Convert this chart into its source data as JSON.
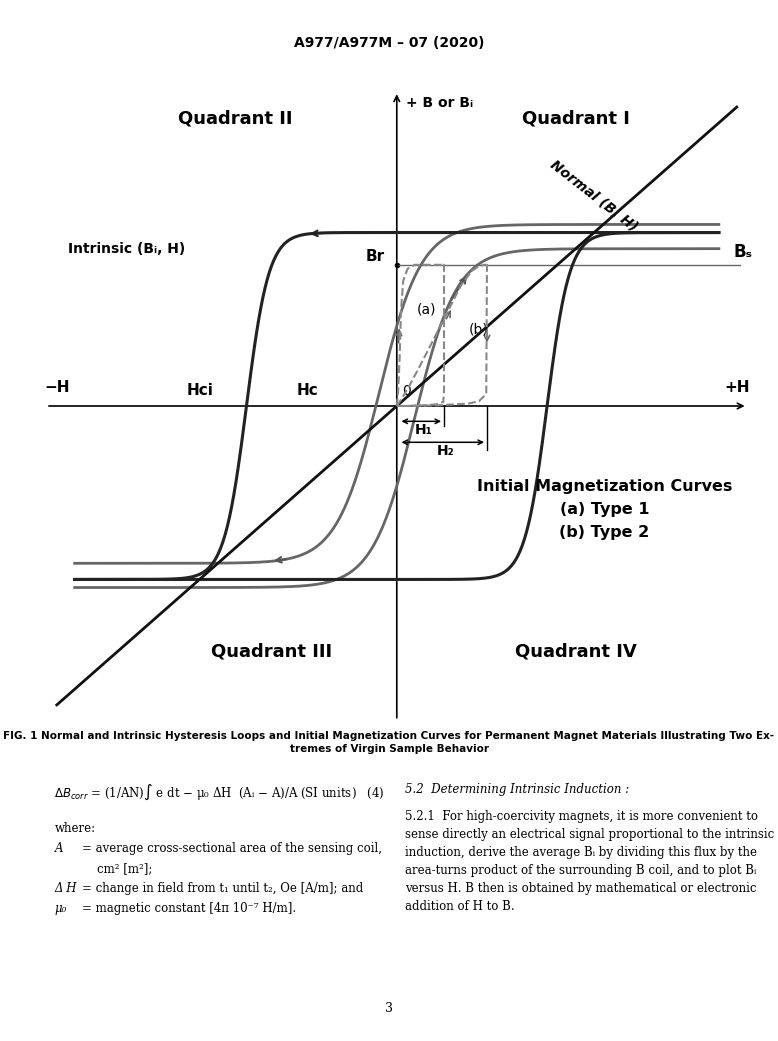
{
  "title": "A977/A977M – 07 (2020)",
  "fig_caption": "FIG. 1 Normal and Intrinsic Hysteresis Loops and Initial Magnetization Curves for Permanent Magnet Materials Illustrating Two Ex-\ntremes of Virgin Sample Behavior",
  "quadrant_II": "Quadrant II",
  "quadrant_I": "Quadrant I",
  "quadrant_III": "Quadrant III",
  "quadrant_IV": "Quadrant IV",
  "ylabel": "+ B or Bᵢ",
  "xlabel_neg": "−H",
  "xlabel_pos": "+H",
  "label_normal": "Normal (B, H)",
  "label_intrinsic": "Intrinsic (Bᵢ, H)",
  "label_Br": "Br",
  "label_Bs": "Bₛ",
  "label_Hci": "Hci",
  "label_Hc": "Hc",
  "label_H1": "H₁",
  "label_H2": "H₂",
  "label_a": "(a)",
  "label_b": "(b)",
  "annotation_curves": "Initial Magnetization Curves\n(a) Type 1\n(b) Type 2",
  "page_number": "3",
  "background_color": "#ffffff"
}
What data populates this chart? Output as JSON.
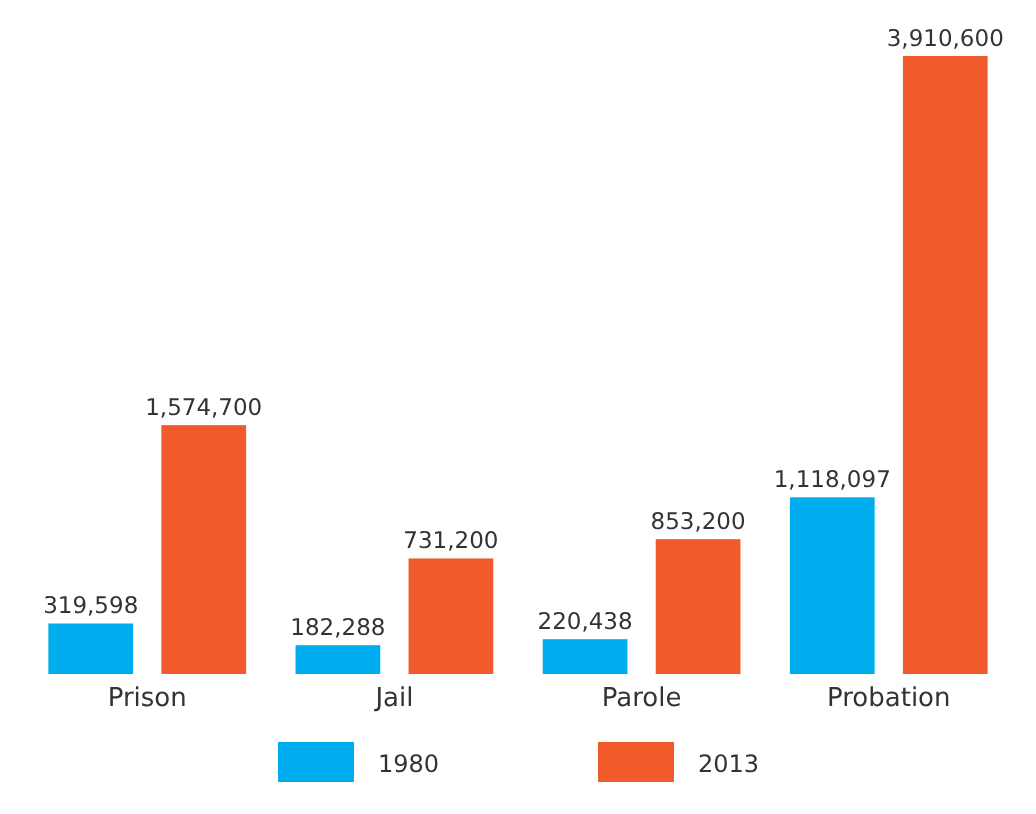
{
  "chart_data": {
    "type": "bar",
    "categories": [
      "Prison",
      "Jail",
      "Parole",
      "Probation"
    ],
    "series": [
      {
        "name": "1980",
        "color": "#00aeef",
        "values": [
          319598,
          182288,
          220438,
          1118097
        ],
        "value_labels": [
          "319,598",
          "182,288",
          "220,438",
          "1,118,097"
        ]
      },
      {
        "name": "2013",
        "color": "#f15a2b",
        "values": [
          1574700,
          731200,
          853200,
          3910600
        ],
        "value_labels": [
          "1,574,700",
          "731,200",
          "853,200",
          "3,910,600"
        ]
      }
    ],
    "legend": "bottom"
  }
}
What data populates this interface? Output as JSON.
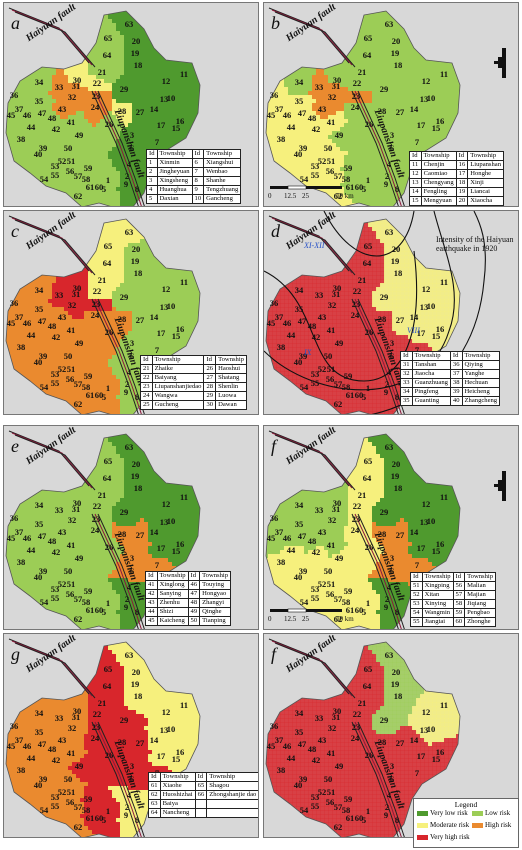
{
  "colors": {
    "very_low": "#4f9a2e",
    "low": "#9ccd56",
    "moderate": "#f6f07d",
    "high": "#ea8a2f",
    "very_high": "#d8262c"
  },
  "fault_labels": {
    "haiyuan": "Haiyuan fault",
    "liupanshan": "Liupanshan fault"
  },
  "panels": [
    {
      "label": "a",
      "north_arrow": false,
      "table": {
        "header": [
          "Id",
          "Township",
          "Id",
          "Township"
        ],
        "rows": [
          [
            "1",
            "Xinmin",
            "6",
            "Xiangshui"
          ],
          [
            "2",
            "Jingheyuan",
            "7",
            "Wenbao"
          ],
          [
            "3",
            "Xingsheng",
            "8",
            "Shanhe"
          ],
          [
            "4",
            "Huanghua",
            "9",
            "Tengzhuang"
          ],
          [
            "5",
            "Daxian",
            "10",
            "Gancheng"
          ]
        ]
      }
    },
    {
      "label": "b",
      "north_arrow": true,
      "scale": {
        "ticks": [
          "0",
          "12.5",
          "25",
          "50 km"
        ]
      },
      "table": {
        "header": [
          "Id",
          "Township",
          "Id",
          "Township"
        ],
        "rows": [
          [
            "11",
            "Chenjin",
            "16",
            "Liupanshan"
          ],
          [
            "12",
            "Caomiao",
            "17",
            "Honghe"
          ],
          [
            "13",
            "Chengyang",
            "18",
            "Xinji"
          ],
          [
            "14",
            "Fengling",
            "19",
            "Liancai"
          ],
          [
            "15",
            "Mengyuan",
            "20",
            "Xiaocha"
          ]
        ]
      }
    },
    {
      "label": "c",
      "north_arrow": false,
      "table": {
        "header": [
          "Id",
          "Township",
          "Id",
          "Township"
        ],
        "rows": [
          [
            "21",
            "Zhaike",
            "26",
            "Haoshui"
          ],
          [
            "22",
            "Baiyang",
            "27",
            "Shatang"
          ],
          [
            "23",
            "Liupanshanjiedao",
            "28",
            "Shenlin"
          ],
          [
            "24",
            "Wangwa",
            "29",
            "Luowa"
          ],
          [
            "25",
            "Gucheng",
            "30",
            "Dawan"
          ]
        ]
      }
    },
    {
      "label": "d",
      "north_arrow": false,
      "annotation": "Intensity of the Haiyuan earthquake in 1920",
      "isoseismals": [
        "XI-XII",
        "IX",
        "VIII",
        "VII"
      ],
      "table": {
        "header": [
          "Id",
          "Township",
          "Id",
          "Township"
        ],
        "rows": [
          [
            "31",
            "Tanshan",
            "36",
            "Qiying"
          ],
          [
            "32",
            "Jiaocha",
            "37",
            "Yanghe"
          ],
          [
            "33",
            "Guanzhuang",
            "38",
            "Hechuan"
          ],
          [
            "34",
            "Pingfeng",
            "39",
            "Heicheng"
          ],
          [
            "35",
            "Guanting",
            "40",
            "Zhangcheng"
          ]
        ]
      }
    },
    {
      "label": "e",
      "north_arrow": false,
      "table": {
        "header": [
          "Id",
          "Township",
          "Id",
          "Township"
        ],
        "rows": [
          [
            "41",
            "Xinglong",
            "46",
            "Touying"
          ],
          [
            "42",
            "Sanying",
            "47",
            "Hongyao"
          ],
          [
            "43",
            "Zhenhu",
            "48",
            "Zhangyi"
          ],
          [
            "44",
            "Shizi",
            "49",
            "Qinghe"
          ],
          [
            "45",
            "Kaicheng",
            "50",
            "Tianping"
          ]
        ]
      }
    },
    {
      "label": "f",
      "north_arrow": true,
      "scale": {
        "ticks": [
          "0",
          "12.5",
          "25",
          "50 km"
        ]
      },
      "table": {
        "header": [
          "Id",
          "Township",
          "Id",
          "Township"
        ],
        "rows": [
          [
            "51",
            "Xingping",
            "56",
            "Malian"
          ],
          [
            "52",
            "Xitan",
            "57",
            "Majian"
          ],
          [
            "53",
            "Xinying",
            "58",
            "Jiqiang"
          ],
          [
            "54",
            "Wangmin",
            "59",
            "Pengbao"
          ],
          [
            "55",
            "Jiangtai",
            "60",
            "Zhonghe"
          ]
        ]
      }
    },
    {
      "label": "g",
      "north_arrow": false,
      "table": {
        "header": [
          "Id",
          "Township",
          "Id",
          "Township"
        ],
        "rows": [
          [
            "61",
            "Xiaohe",
            "65",
            "Shagou"
          ],
          [
            "62",
            "Huoshizhai",
            "66",
            "Zhongshanjie dao"
          ],
          [
            "63",
            "Baiya",
            "",
            " "
          ],
          [
            "64",
            "Nancheng",
            "",
            ""
          ]
        ]
      }
    },
    {
      "label": "f",
      "north_arrow": false
    }
  ],
  "township_ids": [
    "63",
    "20",
    "65",
    "19",
    "64",
    "18",
    "21",
    "22",
    "12",
    "11",
    "34",
    "30",
    "33",
    "31",
    "23",
    "10",
    "36",
    "32",
    "35",
    "13",
    "14",
    "37",
    "43",
    "24",
    "28",
    "27",
    "46",
    "47",
    "45",
    "48",
    "26",
    "17",
    "16",
    "44",
    "42",
    "41",
    "15",
    "38",
    "49",
    "3",
    "39",
    "40",
    "50",
    "6",
    "7",
    "53",
    "52",
    "51",
    "56",
    "55",
    "54",
    "57",
    "59",
    "58",
    "4",
    "2",
    "62",
    "61",
    "60",
    "5",
    "1",
    "9",
    "8",
    "29"
  ],
  "legend": {
    "title": "Legend",
    "items": [
      "Very low risk",
      "Low risk",
      "Moderate risk",
      "High risk",
      "Very high risk"
    ]
  }
}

* [Problem]:
Repeat all of the entries word for word, but omit the pictures.

* [Exercise response]:
Convert this chart into its source data as JSON.
{
  "title": "A977/A977M – 07 (2020)",
  "fig_caption": "FIG. 1 Normal and Intrinsic Hysteresis Loops and Initial Magnetization Curves for Permanent Magnet Materials Illustrating Two Ex-\ntremes of Virgin Sample Behavior",
  "quadrant_II": "Quadrant II",
  "quadrant_I": "Quadrant I",
  "quadrant_III": "Quadrant III",
  "quadrant_IV": "Quadrant IV",
  "ylabel": "+ B or Bᵢ",
  "xlabel_neg": "−H",
  "xlabel_pos": "+H",
  "label_normal": "Normal (B, H)",
  "label_intrinsic": "Intrinsic (Bᵢ, H)",
  "label_Br": "Br",
  "label_Bs": "Bₛ",
  "label_Hci": "Hci",
  "label_Hc": "Hc",
  "label_H1": "H₁",
  "label_H2": "H₂",
  "label_a": "(a)",
  "label_b": "(b)",
  "annotation_curves": "Initial Magnetization Curves\n(a) Type 1\n(b) Type 2",
  "page_number": "3",
  "background_color": "#ffffff"
}
What data populates this chart? Output as JSON.
{
  "chart_data": {
    "type": "bar",
    "categories": [
      "Prison",
      "Jail",
      "Parole",
      "Probation"
    ],
    "series": [
      {
        "name": "1980",
        "color": "#00aeef",
        "values": [
          319598,
          182288,
          220438,
          1118097
        ],
        "value_labels": [
          "319,598",
          "182,288",
          "220,438",
          "1,118,097"
        ]
      },
      {
        "name": "2013",
        "color": "#f15a2b",
        "values": [
          1574700,
          731200,
          853200,
          3910600
        ],
        "value_labels": [
          "1,574,700",
          "731,200",
          "853,200",
          "3,910,600"
        ]
      }
    ],
    "legend": "bottom"
  }
}
What data populates this interface? Output as JSON.
{
  "colors": {
    "very_low": "#4f9a2e",
    "low": "#9ccd56",
    "moderate": "#f6f07d",
    "high": "#ea8a2f",
    "very_high": "#d8262c"
  },
  "fault_labels": {
    "haiyuan": "Haiyuan fault",
    "liupanshan": "Liupanshan fault"
  },
  "panels": [
    {
      "label": "a",
      "north_arrow": false,
      "table": {
        "header": [
          "Id",
          "Township",
          "Id",
          "Township"
        ],
        "rows": [
          [
            "1",
            "Xinmin",
            "6",
            "Xiangshui"
          ],
          [
            "2",
            "Jingheyuan",
            "7",
            "Wenbao"
          ],
          [
            "3",
            "Xingsheng",
            "8",
            "Shanhe"
          ],
          [
            "4",
            "Huanghua",
            "9",
            "Tengzhuang"
          ],
          [
            "5",
            "Daxian",
            "10",
            "Gancheng"
          ]
        ]
      }
    },
    {
      "label": "b",
      "north_arrow": true,
      "scale": {
        "ticks": [
          "0",
          "12.5",
          "25",
          "50 km"
        ]
      },
      "table": {
        "header": [
          "Id",
          "Township",
          "Id",
          "Township"
        ],
        "rows": [
          [
            "11",
            "Chenjin",
            "16",
            "Liupanshan"
          ],
          [
            "12",
            "Caomiao",
            "17",
            "Honghe"
          ],
          [
            "13",
            "Chengyang",
            "18",
            "Xinji"
          ],
          [
            "14",
            "Fengling",
            "19",
            "Liancai"
          ],
          [
            "15",
            "Mengyuan",
            "20",
            "Xiaocha"
          ]
        ]
      }
    },
    {
      "label": "c",
      "north_arrow": false,
      "table": {
        "header": [
          "Id",
          "Township",
          "Id",
          "Township"
        ],
        "rows": [
          [
            "21",
            "Zhaike",
            "26",
            "Haoshui"
          ],
          [
            "22",
            "Baiyang",
            "27",
            "Shatang"
          ],
          [
            "23",
            "Liupanshanjiedao",
            "28",
            "Shenlin"
          ],
          [
            "24",
            "Wangwa",
            "29",
            "Luowa"
          ],
          [
            "25",
            "Gucheng",
            "30",
            "Dawan"
          ]
        ]
      }
    },
    {
      "label": "d",
      "north_arrow": false,
      "annotation": "Intensity of the Haiyuan earthquake in 1920",
      "isoseismals": [
        "XI-XII",
        "IX",
        "VIII",
        "VII"
      ],
      "table": {
        "header": [
          "Id",
          "Township",
          "Id",
          "Township"
        ],
        "rows": [
          [
            "31",
            "Tanshan",
            "36",
            "Qiying"
          ],
          [
            "32",
            "Jiaocha",
            "37",
            "Yanghe"
          ],
          [
            "33",
            "Guanzhuang",
            "38",
            "Hechuan"
          ],
          [
            "34",
            "Pingfeng",
            "39",
            "Heicheng"
          ],
          [
            "35",
            "Guanting",
            "40",
            "Zhangcheng"
          ]
        ]
      }
    },
    {
      "label": "e",
      "north_arrow": false,
      "table": {
        "header": [
          "Id",
          "Township",
          "Id",
          "Township"
        ],
        "rows": [
          [
            "41",
            "Xinglong",
            "46",
            "Touying"
          ],
          [
            "42",
            "Sanying",
            "47",
            "Hongyao"
          ],
          [
            "43",
            "Zhenhu",
            "48",
            "Zhangyi"
          ],
          [
            "44",
            "Shizi",
            "49",
            "Qinghe"
          ],
          [
            "45",
            "Kaicheng",
            "50",
            "Tianping"
          ]
        ]
      }
    },
    {
      "label": "f",
      "north_arrow": true,
      "scale": {
        "ticks": [
          "0",
          "12.5",
          "25",
          "50 km"
        ]
      },
      "table": {
        "header": [
          "Id",
          "Township",
          "Id",
          "Township"
        ],
        "rows": [
          [
            "51",
            "Xingping",
            "56",
            "Malian"
          ],
          [
            "52",
            "Xitan",
            "57",
            "Majian"
          ],
          [
            "53",
            "Xinying",
            "58",
            "Jiqiang"
          ],
          [
            "54",
            "Wangmin",
            "59",
            "Pengbao"
          ],
          [
            "55",
            "Jiangtai",
            "60",
            "Zhonghe"
          ]
        ]
      }
    },
    {
      "label": "g",
      "north_arrow": false,
      "table": {
        "header": [
          "Id",
          "Township",
          "Id",
          "Township"
        ],
        "rows": [
          [
            "61",
            "Xiaohe",
            "65",
            "Shagou"
          ],
          [
            "62",
            "Huoshizhai",
            "66",
            "Zhongshanjie dao"
          ],
          [
            "63",
            "Baiya",
            "",
            " "
          ],
          [
            "64",
            "Nancheng",
            "",
            ""
          ]
        ]
      }
    },
    {
      "label": "f",
      "north_arrow": false
    }
  ],
  "township_ids": [
    "63",
    "20",
    "65",
    "19",
    "64",
    "18",
    "21",
    "22",
    "12",
    "11",
    "34",
    "30",
    "33",
    "31",
    "23",
    "10",
    "36",
    "32",
    "35",
    "13",
    "14",
    "37",
    "43",
    "24",
    "28",
    "27",
    "46",
    "47",
    "45",
    "48",
    "26",
    "17",
    "16",
    "44",
    "42",
    "41",
    "15",
    "38",
    "49",
    "3",
    "39",
    "40",
    "50",
    "6",
    "7",
    "53",
    "52",
    "51",
    "56",
    "55",
    "54",
    "57",
    "59",
    "58",
    "4",
    "2",
    "62",
    "61",
    "60",
    "5",
    "1",
    "9",
    "8",
    "29"
  ],
  "legend": {
    "title": "Legend",
    "items": [
      "Very low risk",
      "Low risk",
      "Moderate risk",
      "High risk",
      "Very high risk"
    ]
  }
}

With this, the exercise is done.